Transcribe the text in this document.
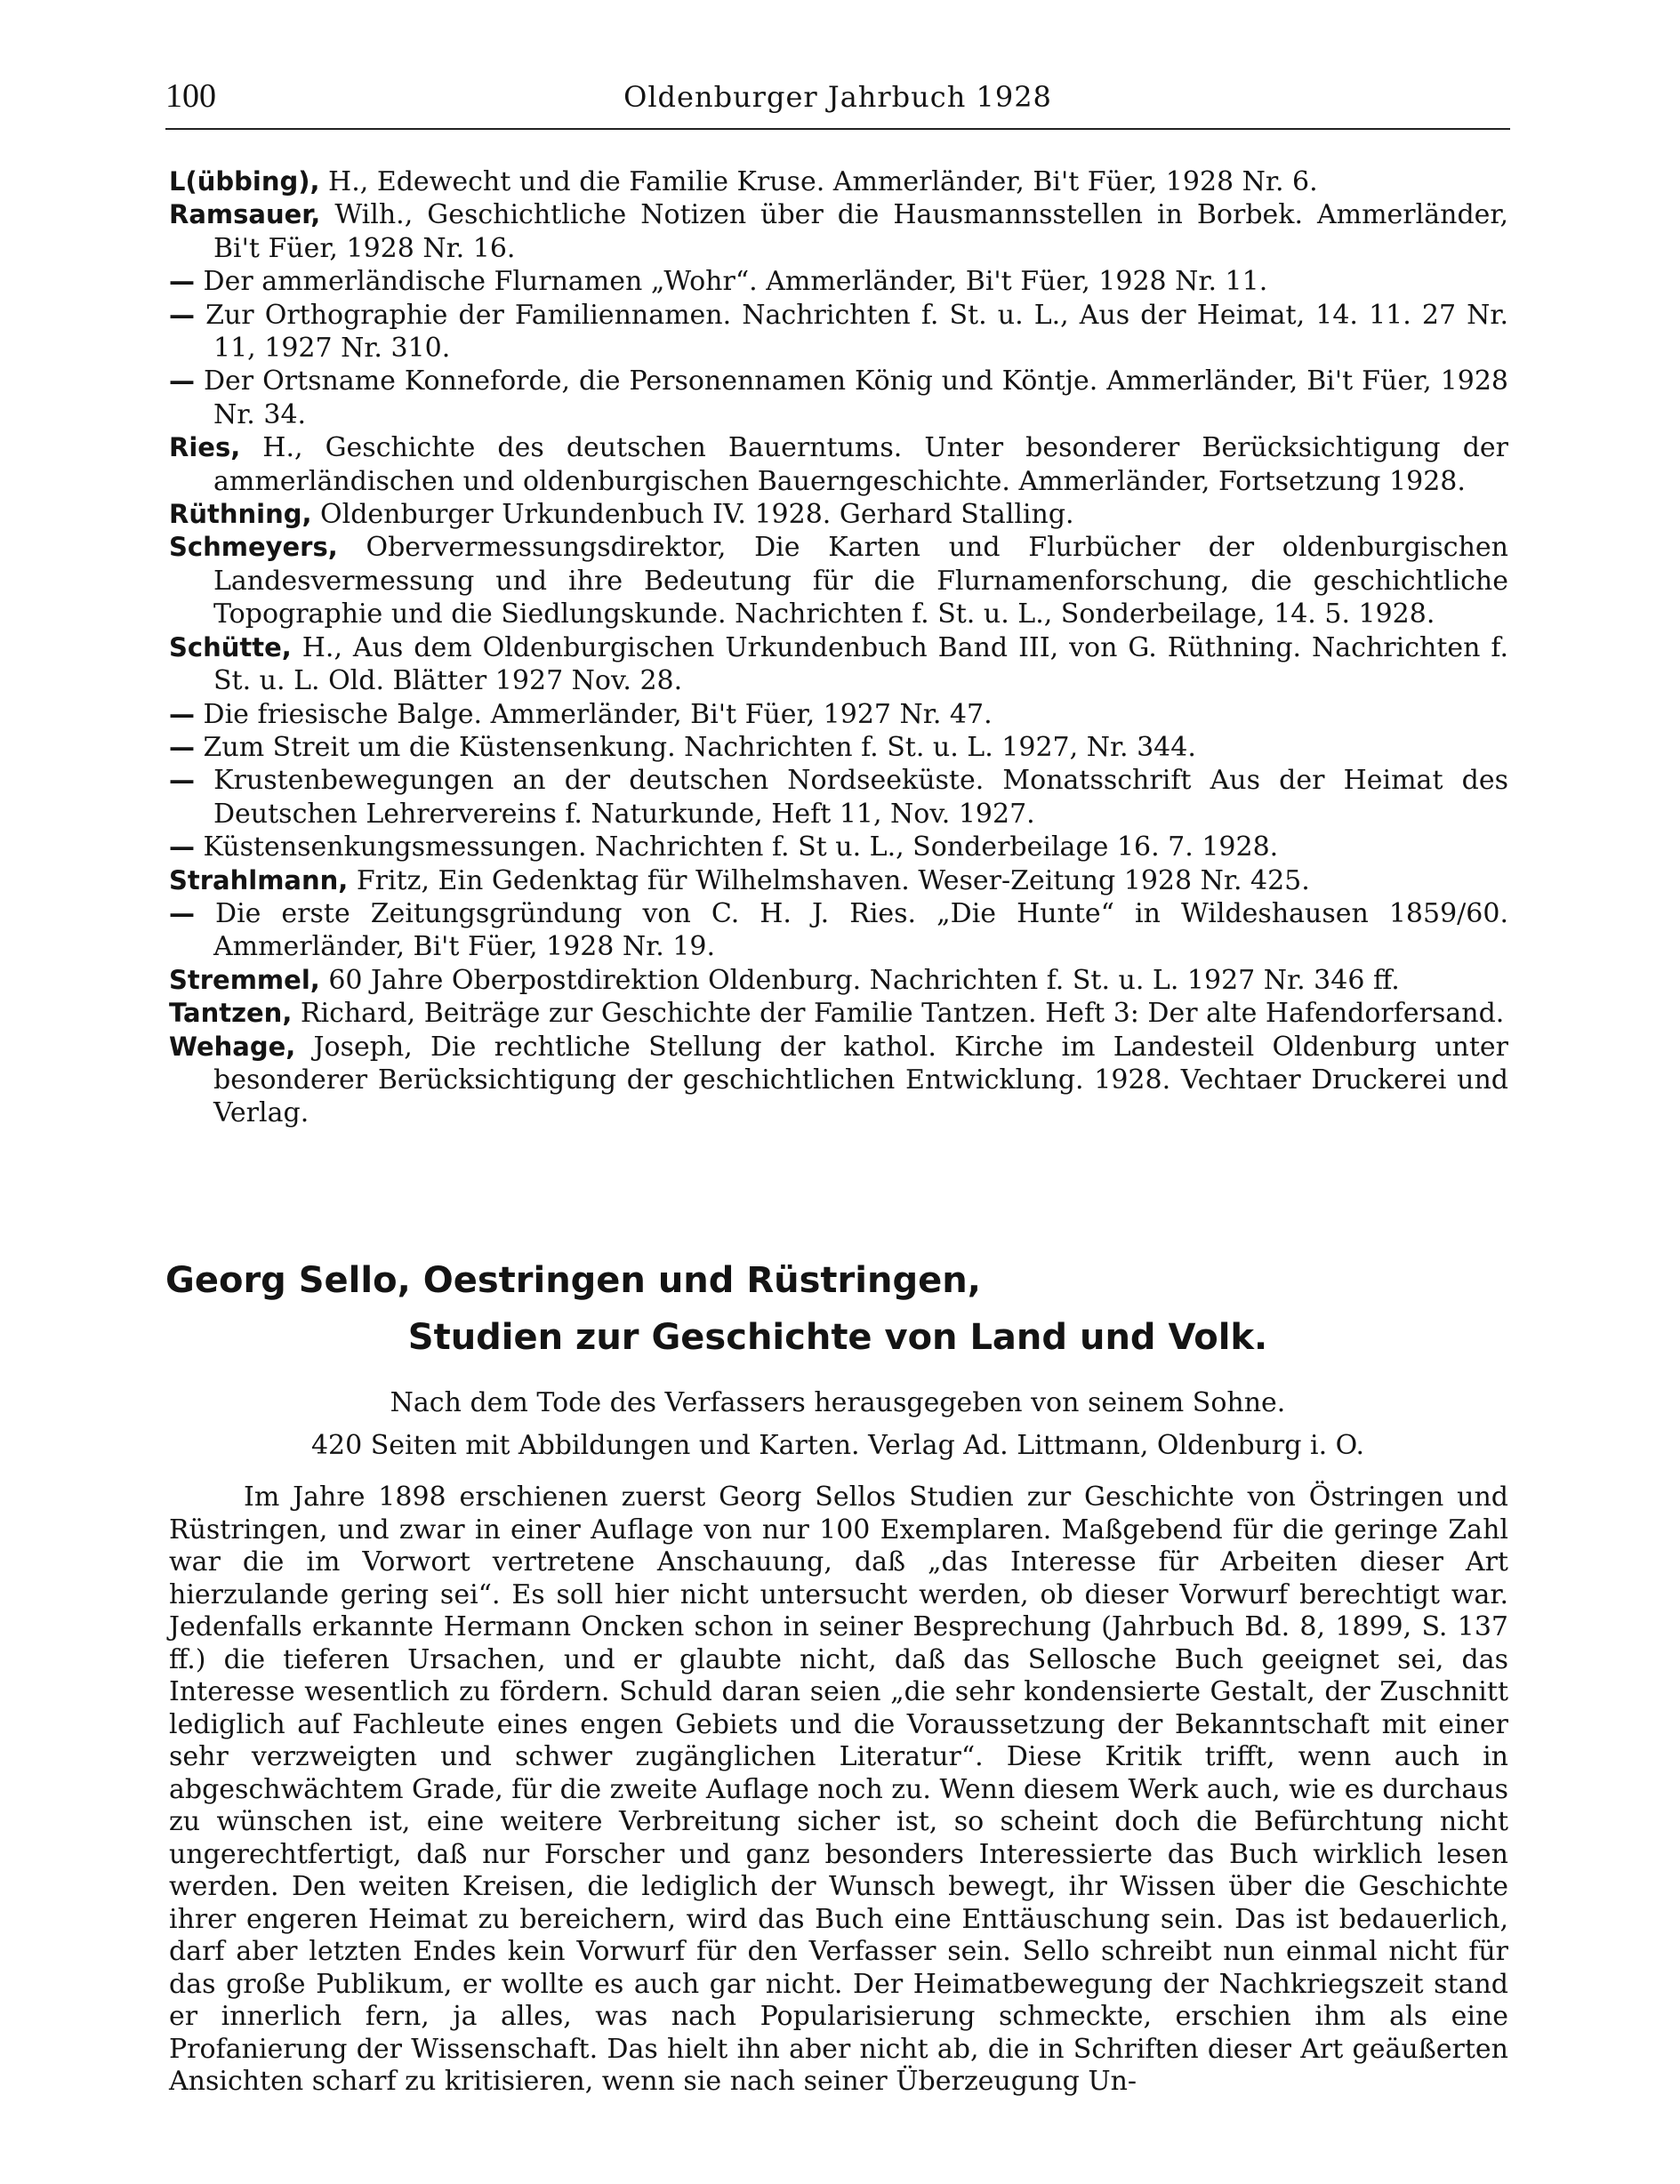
100	Oldenburger Jahrbuch 1928
L(übbing), H., Edewecht und die Familie Kruse. Ammerländer, Bi't Füer, 1928 Nr. 6.
Ramsauer, Wilh., Geschichtliche Notizen über die Hausmannsstellen in Borbek. Ammerländer, Bi't Füer, 1928 Nr. 16.
— Der ammerländische Flurnamen „Wohr“. Ammerländer, Bi't Füer, 1928 Nr. 11.
— Zur Orthographie der Familiennamen. Nachrichten f. St. u. L., Aus der Heimat, 14. 11. 27 Nr. 11, 1927 Nr. 310.
— Der Ortsname Konneforde, die Personennamen König und Köntje. Ammerländer, Bi't Füer, 1928 Nr. 34.
Ries, H., Geschichte des deutschen Bauerntums. Unter besonderer Berücksichtigung der ammerländischen und oldenburgischen Bauerngeschichte. Ammerländer, Fortsetzung 1928.
Rüthning, Oldenburger Urkundenbuch IV. 1928. Gerhard Stalling.
Schmeyers, Obervermessungsdirektor, Die Karten und Flurbücher der oldenburgischen Landesvermessung und ihre Bedeutung für die Flurnamenforschung, die geschichtliche Topographie und die Siedlungskunde. Nachrichten f. St. u. L., Sonderbeilage, 14. 5. 1928.
Schütte, H., Aus dem Oldenburgischen Urkundenbuch Band III, von G. Rüthning. Nachrichten f. St. u. L. Old. Blätter 1927 Nov. 28.
— Die friesische Balge. Ammerländer, Bi't Füer, 1927 Nr. 47.
— Zum Streit um die Küstensenkung. Nachrichten f. St. u. L. 1927, Nr. 344.
— Krustenbewegungen an der deutschen Nordseeküste. Monatsschrift Aus der Heimat des Deutschen Lehrervereins f. Naturkunde, Heft 11, Nov. 1927.
— Küstensenkungsmessungen. Nachrichten f. St u. L., Sonderbeilage 16. 7. 1928.
Strahlmann, Fritz, Ein Gedenktag für Wilhelmshaven. Weser-Zeitung 1928 Nr. 425.
— Die erste Zeitungsgründung von C. H. J. Ries. „Die Hunte“ in Wildeshausen 1859/60. Ammerländer, Bi't Füer, 1928 Nr. 19.
Stremmel, 60 Jahre Oberpostdirektion Oldenburg. Nachrichten f. St. u. L. 1927 Nr. 346 ff.
Tantzen, Richard, Beiträge zur Geschichte der Familie Tantzen. Heft 3: Der alte Hafendorfersand.
Wehage, Joseph, Die rechtliche Stellung der kathol. Kirche im Landesteil Oldenburg unter besonderer Berücksichtigung der geschichtlichen Entwicklung. 1928. Vechtaer Druckerei und Verlag.
Georg Sello, Oestringen und Rüstringen,
Studien zur Geschichte von Land und Volk.
Nach dem Tode des Verfassers herausgegeben von seinem Sohne.
420 Seiten mit Abbildungen und Karten. Verlag Ad. Littmann, Oldenburg i. O.
Im Jahre 1898 erschienen zuerst Georg Sellos Studien zur Geschichte von Östringen und Rüstringen, und zwar in einer Auflage von nur 100 Exemplaren. Maßgebend für die geringe Zahl war die im Vorwort vertretene Anschauung, daß „das Interesse für Arbeiten dieser Art hierzulande gering sei“. Es soll hier nicht untersucht werden, ob dieser Vorwurf berechtigt war. Jedenfalls erkannte Hermann Oncken schon in seiner Besprechung (Jahrbuch Bd. 8, 1899, S. 137 ff.) die tieferen Ursachen, und er glaubte nicht, daß das Sellosche Buch geeignet sei, das Interesse wesentlich zu fördern. Schuld daran seien „die sehr kondensierte Gestalt, der Zuschnitt lediglich auf Fachleute eines engen Gebiets und die Voraussetzung der Bekanntschaft mit einer sehr verzweigten und schwer zugänglichen Literatur“. Diese Kritik trifft, wenn auch in abgeschwächtem Grade, für die zweite Auflage noch zu. Wenn diesem Werk auch, wie es durchaus zu wünschen ist, eine weitere Verbreitung sicher ist, so scheint doch die Befürchtung nicht ungerechtfertigt, daß nur Forscher und ganz besonders Interessierte das Buch wirklich lesen werden. Den weiten Kreisen, die lediglich der Wunsch bewegt, ihr Wissen über die Geschichte ihrer engeren Heimat zu bereichern, wird das Buch eine Enttäuschung sein. Das ist bedauerlich, darf aber letzten Endes kein Vorwurf für den Verfasser sein. Sello schreibt nun einmal nicht für das große Publikum, er wollte es auch gar nicht. Der Heimatbewegung der Nachkriegszeit stand er innerlich fern, ja alles, was nach Popularisierung schmeckte, erschien ihm als eine Profanierung der Wissenschaft. Das hielt ihn aber nicht ab, die in Schriften dieser Art geäußerten Ansichten scharf zu kritisieren, wenn sie nach seiner Überzeugung Un-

------------------------------

Exercise brief -
Excluding the pictures, reproduce every entry exactly as given.

The response -
Transcribe the text in this document.
100	Oldenburger Jahrbuch 1928
L(übbing), H., Edewecht und die Familie Kruse. Ammerländer, Bi't Füer, 1928 Nr. 6.
Ramsauer, Wilh., Geschichtliche Notizen über die Hausmannsstellen in Borbek. Ammerländer, Bi't Füer, 1928 Nr. 16.
— Der ammerländische Flurnamen „Wohr“. Ammerländer, Bi't Füer, 1928 Nr. 11.
— Zur Orthographie der Familiennamen. Nachrichten f. St. u. L., Aus der Heimat, 14. 11. 27 Nr. 11, 1927 Nr. 310.
— Der Ortsname Konneforde, die Personennamen König und Köntje. Ammerländer, Bi't Füer, 1928 Nr. 34.
Ries, H., Geschichte des deutschen Bauerntums. Unter besonderer Berücksichtigung der ammerländischen und oldenburgischen Bauerngeschichte. Ammerländer, Fortsetzung 1928.
Rüthning, Oldenburger Urkundenbuch IV. 1928. Gerhard Stalling.
Schmeyers, Obervermessungsdirektor, Die Karten und Flurbücher der oldenburgischen Landesvermessung und ihre Bedeutung für die Flurnamenforschung, die geschichtliche Topographie und die Siedlungskunde. Nachrichten f. St. u. L., Sonderbeilage, 14. 5. 1928.
Schütte, H., Aus dem Oldenburgischen Urkundenbuch Band III, von G. Rüthning. Nachrichten f. St. u. L. Old. Blätter 1927 Nov. 28.
— Die friesische Balge. Ammerländer, Bi't Füer, 1927 Nr. 47.
— Zum Streit um die Küstensenkung. Nachrichten f. St. u. L. 1927, Nr. 344.
— Krustenbewegungen an der deutschen Nordseeküste. Monatsschrift Aus der Heimat des Deutschen Lehrervereins f. Naturkunde, Heft 11, Nov. 1927.
— Küstensenkungsmessungen. Nachrichten f. St u. L., Sonderbeilage 16. 7. 1928.
Strahlmann, Fritz, Ein Gedenktag für Wilhelmshaven. Weser-Zeitung 1928 Nr. 425.
— Die erste Zeitungsgründung von C. H. J. Ries. „Die Hunte“ in Wildeshausen 1859/60. Ammerländer, Bi't Füer, 1928 Nr. 19.
Stremmel, 60 Jahre Oberpostdirektion Oldenburg. Nachrichten f. St. u. L. 1927 Nr. 346 ff.
Tantzen, Richard, Beiträge zur Geschichte der Familie Tantzen. Heft 3: Der alte Hafendorfersand.
Wehage, Joseph, Die rechtliche Stellung der kathol. Kirche im Landesteil Oldenburg unter besonderer Berücksichtigung der geschichtlichen Entwicklung. 1928. Vechtaer Druckerei und Verlag.
Georg Sello, Oestringen und Rüstringen,
Studien zur Geschichte von Land und Volk.
Nach dem Tode des Verfassers herausgegeben von seinem Sohne.
420 Seiten mit Abbildungen und Karten. Verlag Ad. Littmann, Oldenburg i. O.
Im Jahre 1898 erschienen zuerst Georg Sellos Studien zur Geschichte von Östringen und Rüstringen, und zwar in einer Auflage von nur 100 Exemplaren. Maßgebend für die geringe Zahl war die im Vorwort vertretene Anschauung, daß „das Interesse für Arbeiten dieser Art hierzulande gering sei“. Es soll hier nicht untersucht werden, ob dieser Vorwurf berechtigt war. Jedenfalls erkannte Hermann Oncken schon in seiner Besprechung (Jahrbuch Bd. 8, 1899, S. 137 ff.) die tieferen Ursachen, und er glaubte nicht, daß das Sellosche Buch geeignet sei, das Interesse wesentlich zu fördern. Schuld daran seien „die sehr kondensierte Gestalt, der Zuschnitt lediglich auf Fachleute eines engen Gebiets und die Voraussetzung der Bekanntschaft mit einer sehr verzweigten und schwer zugänglichen Literatur“. Diese Kritik trifft, wenn auch in abgeschwächtem Grade, für die zweite Auflage noch zu. Wenn diesem Werk auch, wie es durchaus zu wünschen ist, eine weitere Verbreitung sicher ist, so scheint doch die Befürchtung nicht ungerechtfertigt, daß nur Forscher und ganz besonders Interessierte das Buch wirklich lesen werden. Den weiten Kreisen, die lediglich der Wunsch bewegt, ihr Wissen über die Geschichte ihrer engeren Heimat zu bereichern, wird das Buch eine Enttäuschung sein. Das ist bedauerlich, darf aber letzten Endes kein Vorwurf für den Verfasser sein. Sello schreibt nun einmal nicht für das große Publikum, er wollte es auch gar nicht. Der Heimatbewegung der Nachkriegszeit stand er innerlich fern, ja alles, was nach Popularisierung schmeckte, erschien ihm als eine Profanierung der Wissenschaft. Das hielt ihn aber nicht ab, die in Schriften dieser Art geäußerten Ansichten scharf zu kritisieren, wenn sie nach seiner Überzeugung Un-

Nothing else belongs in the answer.